— Start DATA RECORDS —

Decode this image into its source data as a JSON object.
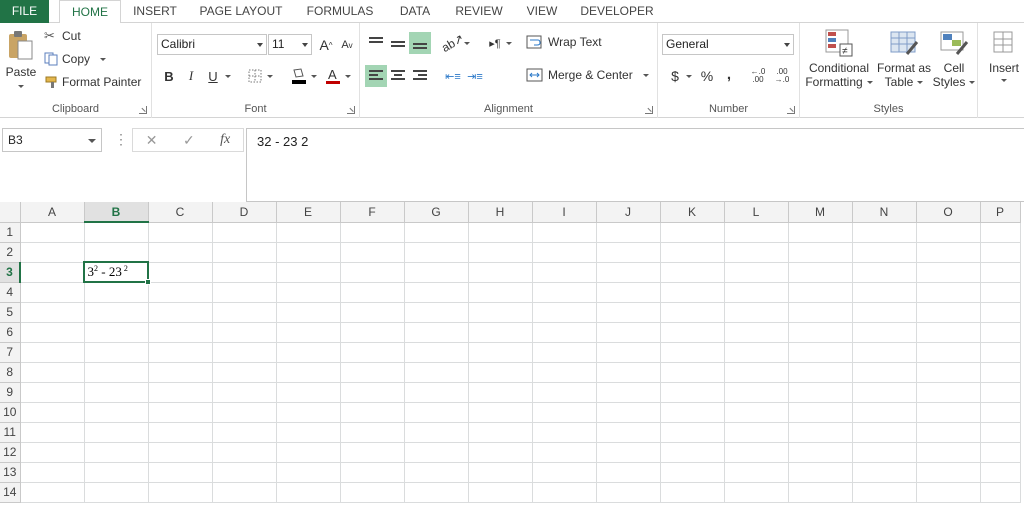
{
  "tabs": [
    {
      "label": "FILE"
    },
    {
      "label": "HOME"
    },
    {
      "label": "INSERT"
    },
    {
      "label": "PAGE LAYOUT"
    },
    {
      "label": "FORMULAS"
    },
    {
      "label": "DATA"
    },
    {
      "label": "REVIEW"
    },
    {
      "label": "VIEW"
    },
    {
      "label": "DEVELOPER"
    }
  ],
  "clipboard": {
    "paste": "Paste",
    "cut": "Cut",
    "copy": "Copy",
    "format_painter": "Format Painter",
    "label": "Clipboard"
  },
  "font": {
    "name": "Calibri",
    "size": "11",
    "bold": "B",
    "italic": "I",
    "underline": "U",
    "grow": "A",
    "shrink": "A",
    "label": "Font"
  },
  "alignment": {
    "wrap_text": "Wrap Text",
    "merge_center": "Merge & Center",
    "label": "Alignment"
  },
  "number": {
    "format": "General",
    "currency": "$",
    "percent": "%",
    "comma": ",",
    "inc_decimal": "←.0 .00",
    "dec_decimal": ".00 →.0",
    "label": "Number"
  },
  "styles": {
    "conditional_formatting_1": "Conditional",
    "conditional_formatting_2": "Formatting",
    "format_as_table_1": "Format as",
    "format_as_table_2": "Table",
    "cell_styles_1": "Cell",
    "cell_styles_2": "Styles",
    "label": "Styles"
  },
  "cells": {
    "insert": "Insert"
  },
  "formula_bar": {
    "name_box": "B3",
    "cancel": "✕",
    "enter": "✓",
    "fx": "fx",
    "content": "32  - 23 2"
  },
  "grid": {
    "columns": [
      "A",
      "B",
      "C",
      "D",
      "E",
      "F",
      "G",
      "H",
      "I",
      "J",
      "K",
      "L",
      "M",
      "N",
      "O",
      "P"
    ],
    "rows": [
      "1",
      "2",
      "3",
      "4",
      "5",
      "6",
      "7",
      "8",
      "9",
      "10",
      "11",
      "12",
      "13",
      "14"
    ],
    "selected_column": "B",
    "selected_row": "3",
    "b3": {
      "base1": "3",
      "sup1": "2",
      "middle": " - 23",
      "sup2": "2"
    }
  },
  "colors": {
    "accent": "#217346",
    "selected_button": "#a3d5b4"
  }
}
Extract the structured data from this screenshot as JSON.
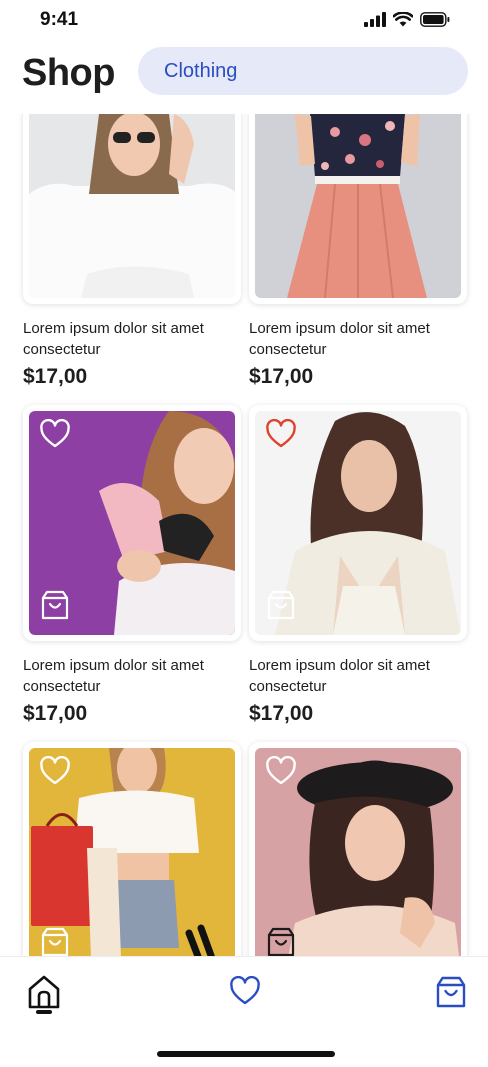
{
  "status_bar": {
    "time": "9:41",
    "icons": [
      "signal-icon",
      "wifi-icon",
      "battery-icon"
    ]
  },
  "header": {
    "title": "Shop",
    "category": "Clothing"
  },
  "products": [
    {
      "name": "Lorem ipsum dolor sit amet consectetur",
      "price": "$17,00",
      "favorited": false,
      "photo": "woman in white blouse with sunglasses"
    },
    {
      "name": "Lorem ipsum dolor sit amet consectetur",
      "price": "$17,00",
      "favorited": false,
      "photo": "floral top and coral pleated skirt"
    },
    {
      "name": "Lorem ipsum dolor sit amet consectetur",
      "price": "$17,00",
      "favorited": false,
      "photo": "woman holding sneakers on purple background"
    },
    {
      "name": "Lorem ipsum dolor sit amet consectetur",
      "price": "$17,00",
      "favorited": true,
      "photo": "woman in cream knit cardigan"
    },
    {
      "name": "",
      "price": "",
      "favorited": false,
      "photo": "woman with shopping bags on yellow background"
    },
    {
      "name": "",
      "price": "",
      "favorited": false,
      "photo": "woman in black hat on pink background"
    }
  ],
  "bottom_nav": {
    "items": [
      "home-icon",
      "heart-icon",
      "shopping-bag-icon"
    ],
    "active": "home-icon"
  },
  "colors": {
    "accent": "#2a4dc4",
    "chip_bg": "#e5e9f8",
    "favorite": "#e0412b",
    "text": "#1e1e1e"
  }
}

— End DATA RECORDS —

WHAT YOU SHOULD DO – In the records shown above, how many lines include the word "shopping"? Answer with the number only.

CORRECT OUTPUT – 2